### OBJECTIVE:
Set the data down again, exactly as it reads, but without the pictures.

(Dataset items)
— BEGIN —

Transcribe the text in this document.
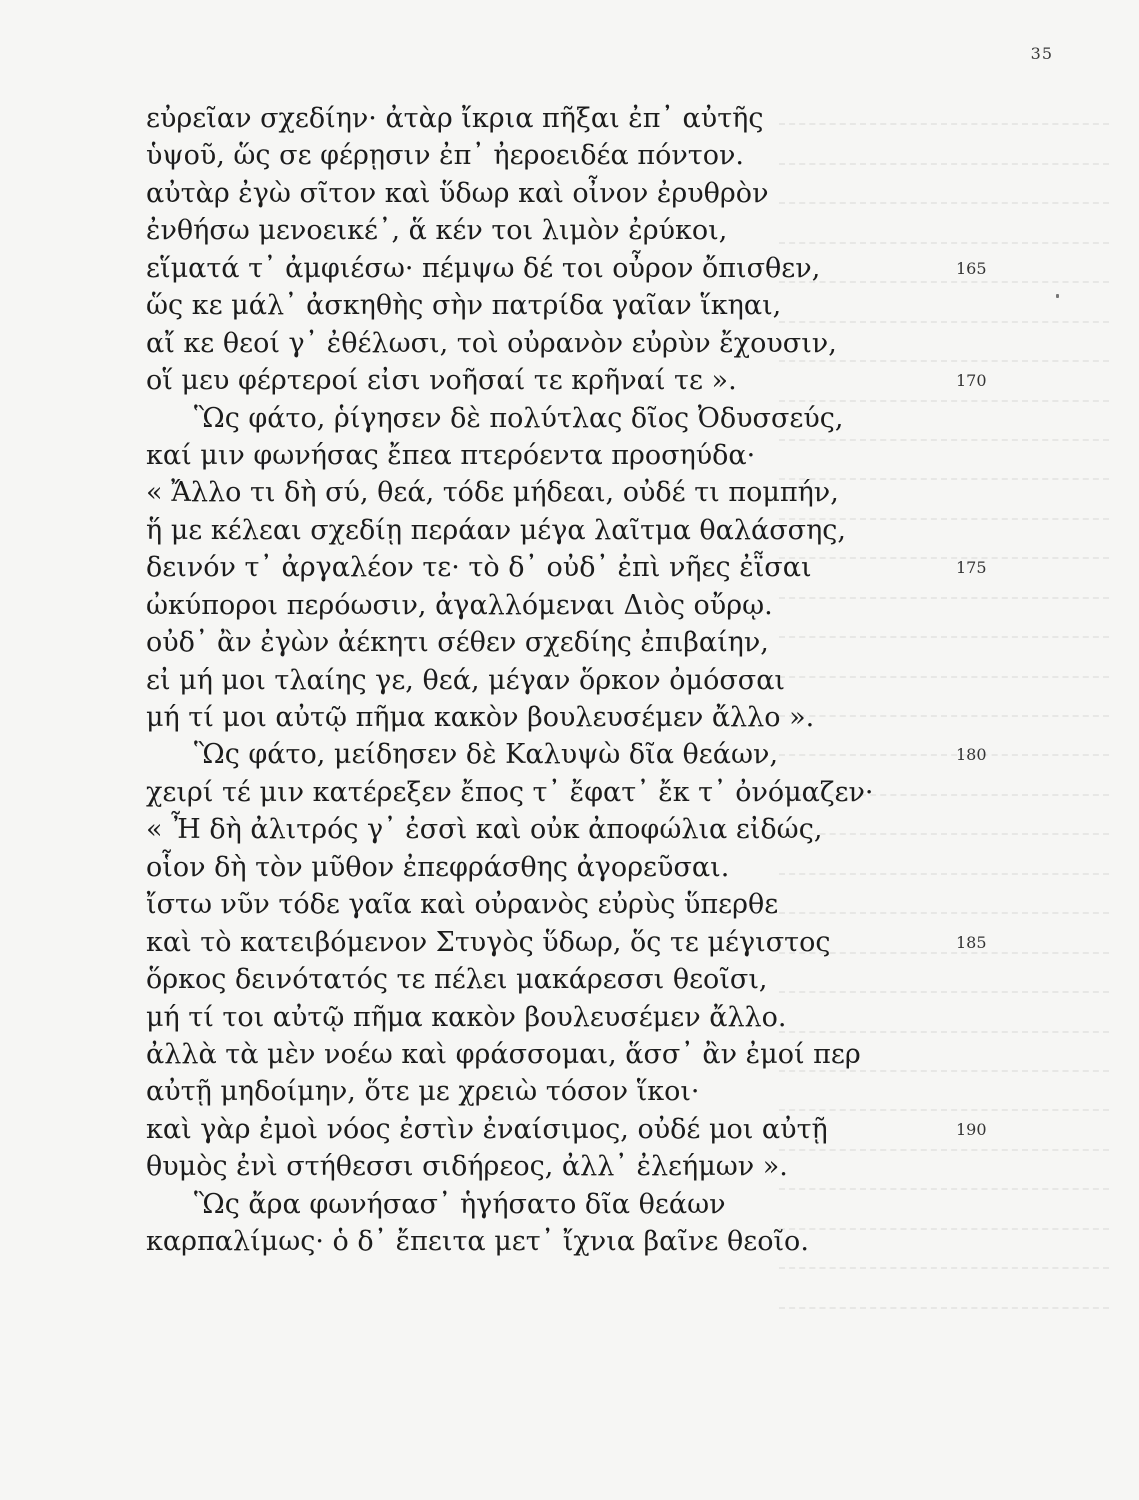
35
εὐρεῖαν σχεδίην· ἀτὰρ ἴκρια πῆξαι ἐπ᾽ αὐτῆς
ὑψοῦ, ὥς σε φέρῃσιν ἐπ᾽ ἠεροειδέα πόντον.
αὐτὰρ ἐγὼ σῖτον καὶ ὕδωρ καὶ οἶνον ἐρυθρὸν
ἐνθήσω μενοεικέ᾽, ἅ κέν τοι λιμὸν ἐρύκοι,
εἵματά τ᾽ ἀμφιέσω· πέμψω δέ τοι οὖρον ὄπισθεν,	165
ὥς κε μάλ᾽ ἀσκηθὴς σὴν πατρίδα γαῖαν ἵκηαι,
αἴ κε θεοί γ᾽ ἐθέλωσι, τοὶ οὐρανὸν εὐρὺν ἔχουσιν,
οἵ μευ φέρτεροί εἰσι νοῆσαί τε κρῆναί τε ».	170
Ὣς φάτο, ῥίγησεν δὲ πολύτλας δῖος Ὀδυσσεύς,
καί μιν φωνήσας ἔπεα πτερόεντα προσηύδα·
« Ἄλλο τι δὴ σύ, θεά, τόδε μήδεαι, οὐδέ τι πομπήν,
ἥ με κέλεαι σχεδίῃ περάαν μέγα λαῖτμα θαλάσσης,
δεινόν τ᾽ ἀργαλέον τε· τὸ δ᾽ οὐδ᾽ ἐπὶ νῆες ἐῗσαι	175
ὠκύποροι περόωσιν, ἀγαλλόμεναι Διὸς οὔρῳ.
οὐδ᾽ ἂν ἐγὼν ἀέκητι σέθεν σχεδίης ἐπιβαίην,
εἰ μή μοι τλαίης γε, θεά, μέγαν ὅρκον ὀμόσσαι
μή τί μοι αὐτῷ πῆμα κακὸν βουλευσέμεν ἄλλο ».
Ὣς φάτο, μείδησεν δὲ Καλυψὼ δῖα θεάων,	180
χειρί τέ μιν κατέρεξεν ἔπος τ᾽ ἔφατ᾽ ἔκ τ᾽ ὀνόμαζεν·
« Ἦ δὴ ἀλιτρός γ᾽ ἐσσὶ καὶ οὐκ ἀποφώλια εἰδώς,
οἷον δὴ τὸν μῦθον ἐπεφράσθης ἀγορεῦσαι.
ἴστω νῦν τόδε γαῖα καὶ οὐρανὸς εὐρὺς ὕπερθε
καὶ τὸ κατειβόμενον Στυγὸς ὕδωρ, ὅς τε μέγιστος	185
ὅρκος δεινότατός τε πέλει μακάρεσσι θεοῖσι,
μή τί τοι αὐτῷ πῆμα κακὸν βουλευσέμεν ἄλλο.
ἀλλὰ τὰ μὲν νοέω καὶ φράσσομαι, ἅσσ᾽ ἂν ἐμοί περ
αὐτῇ μηδοίμην, ὅτε με χρειὼ τόσον ἵκοι·
καὶ γὰρ ἐμοὶ νόος ἐστὶν ἐναίσιμος, οὐδέ μοι αὐτῇ	190
θυμὸς ἐνὶ στήθεσσι σιδήρεος, ἀλλ᾽ ἐλεήμων ».
Ὣς ἄρα φωνήσασ᾽ ἡγήσατο δῖα θεάων
καρπαλίμως· ὁ δ᾽ ἔπειτα μετ᾽ ἴχνια βαῖνε θεοῖο.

— END —

### COMPLETED EXERCISE:
Transcribe the text in this document.
35
εὐρεῖαν σχεδίην· ἀτὰρ ἴκρια πῆξαι ἐπ᾽ αὐτῆς
ὑψοῦ, ὥς σε φέρῃσιν ἐπ᾽ ἠεροειδέα πόντον.
αὐτὰρ ἐγὼ σῖτον καὶ ὕδωρ καὶ οἶνον ἐρυθρὸν
ἐνθήσω μενοεικέ᾽, ἅ κέν τοι λιμὸν ἐρύκοι,
εἵματά τ᾽ ἀμφιέσω· πέμψω δέ τοι οὖρον ὄπισθεν,	165
ὥς κε μάλ᾽ ἀσκηθὴς σὴν πατρίδα γαῖαν ἵκηαι,
αἴ κε θεοί γ᾽ ἐθέλωσι, τοὶ οὐρανὸν εὐρὺν ἔχουσιν,
οἵ μευ φέρτεροί εἰσι νοῆσαί τε κρῆναί τε ».	170
Ὣς φάτο, ῥίγησεν δὲ πολύτλας δῖος Ὀδυσσεύς,
καί μιν φωνήσας ἔπεα πτερόεντα προσηύδα·
« Ἄλλο τι δὴ σύ, θεά, τόδε μήδεαι, οὐδέ τι πομπήν,
ἥ με κέλεαι σχεδίῃ περάαν μέγα λαῖτμα θαλάσσης,
δεινόν τ᾽ ἀργαλέον τε· τὸ δ᾽ οὐδ᾽ ἐπὶ νῆες ἐῗσαι	175
ὠκύποροι περόωσιν, ἀγαλλόμεναι Διὸς οὔρῳ.
οὐδ᾽ ἂν ἐγὼν ἀέκητι σέθεν σχεδίης ἐπιβαίην,
εἰ μή μοι τλαίης γε, θεά, μέγαν ὅρκον ὀμόσσαι
μή τί μοι αὐτῷ πῆμα κακὸν βουλευσέμεν ἄλλο ».
Ὣς φάτο, μείδησεν δὲ Καλυψὼ δῖα θεάων,	180
χειρί τέ μιν κατέρεξεν ἔπος τ᾽ ἔφατ᾽ ἔκ τ᾽ ὀνόμαζεν·
« Ἦ δὴ ἀλιτρός γ᾽ ἐσσὶ καὶ οὐκ ἀποφώλια εἰδώς,
οἷον δὴ τὸν μῦθον ἐπεφράσθης ἀγορεῦσαι.
ἴστω νῦν τόδε γαῖα καὶ οὐρανὸς εὐρὺς ὕπερθε
καὶ τὸ κατειβόμενον Στυγὸς ὕδωρ, ὅς τε μέγιστος	185
ὅρκος δεινότατός τε πέλει μακάρεσσι θεοῖσι,
μή τί τοι αὐτῷ πῆμα κακὸν βουλευσέμεν ἄλλο.
ἀλλὰ τὰ μὲν νοέω καὶ φράσσομαι, ἅσσ᾽ ἂν ἐμοί περ
αὐτῇ μηδοίμην, ὅτε με χρειὼ τόσον ἵκοι·
καὶ γὰρ ἐμοὶ νόος ἐστὶν ἐναίσιμος, οὐδέ μοι αὐτῇ	190
θυμὸς ἐνὶ στήθεσσι σιδήρεος, ἀλλ᾽ ἐλεήμων ».
Ὣς ἄρα φωνήσασ᾽ ἡγήσατο δῖα θεάων
καρπαλίμως· ὁ δ᾽ ἔπειτα μετ᾽ ἴχνια βαῖνε θεοῖο.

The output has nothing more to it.